> [AIM]: Collect every line of the records below that contains the word "выше".

++++++++++

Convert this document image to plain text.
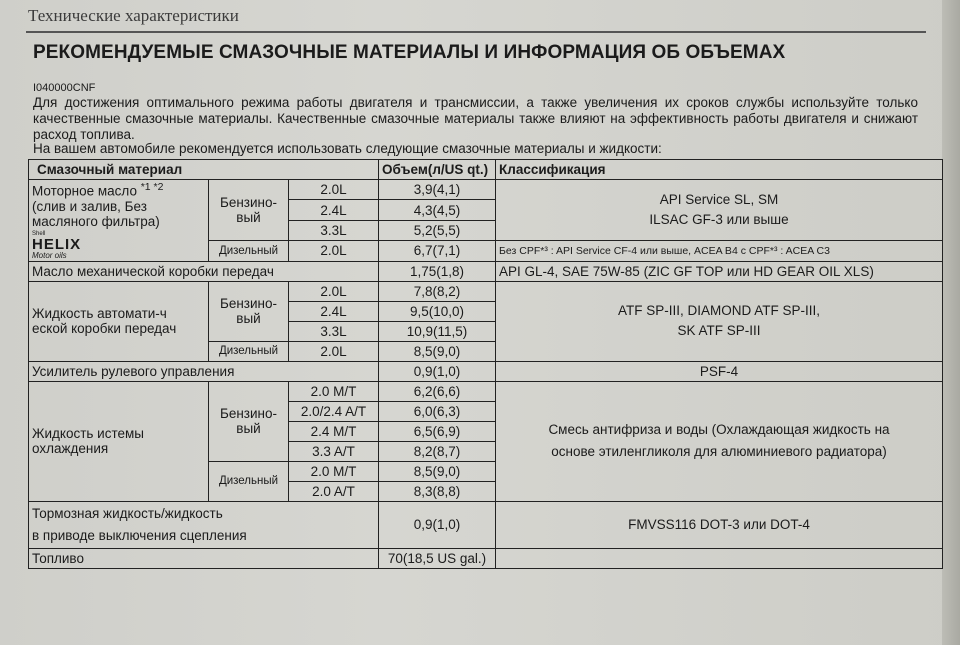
Технические характеристики
РЕКОМЕНДУЕМЫЕ СМАЗОЧНЫЕ МАТЕРИАЛЫ И ИНФОРМАЦИЯ ОБ ОБЪЕМАХ
I040000CNF
Для достижения оптимального режима работы двигателя и трансмиссии, а также увеличения их сроков службы используйте только качественные смазочные материалы. Качественные смазочные материалы также влияют на эффективность работы двигателя и снижают расход топлива.
На вашем автомобиле рекомендуется использовать следующие смазочные материалы и жидкости:
Смазочный материал			Объем(л/US qt.)	Классификация
Моторное масло $^{*1 *2}$
(слив и залив, Без масляного фильтра)

Shell
HELIX
Motor oils	Бензино-вый	2.0L	3,9(4,1)	API Service SL, SM
ILSAC GF-3 или выше
		2.4L	4,3(4,5)	
		3.3L	5,2(5,5)	
	Дизельный	2.0L	6,7(7,1)	Без CPF*³ : API Service CF-4 или выше, ACEA B4 с CPF*³ : ACEA C3
Масло механической коробки передач			1,75(1,8)	API GL-4, SAE 75W-85 (ZIC GF TOP или HD GEAR OIL XLS)
Жидкость автомати-ч еской коробки передач	Бензино-вый	2.0L	7,8(8,2)	ATF SP-III, DIAMOND ATF SP-III,
SK ATF SP-III
		2.4L	9,5(10,0)	
		3.3L	10,9(11,5)	
	Дизельный	2.0L	8,5(9,0)	
Усилитель рулевого управления			0,9(1,0)	PSF-4
Жидкость истемы охлаждения	Бензино-вый	2.0 M/T	6,2(6,6)	Смесь антифриза и воды (Охлаждающая жидкость на
основе этиленгликоля для алюминиевого радиатора)
		2.0/2.4 A/T	6,0(6,3)	
		2.4 M/T	6,5(6,9)	
		3.3 A/T	8,2(8,7)	
	Дизельный	2.0 M/T	8,5(9,0)	
		2.0 A/T	8,3(8,8)	
Тормозная жидкость/жидкость
в приводе выключения сцепления			0,9(1,0)	FMVSS116 DOT-3 или DOT-4
Топливо			70(18,5 US gal.)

++++++++++

> [WORKED SOLUTION]:
ILSAC GF-3 или выше
	Дизельный	2.0L	6,7(7,1)	Без CPF*³ : API Service CF-4 или выше, ACEA B4 с CPF*³ : ACEA C3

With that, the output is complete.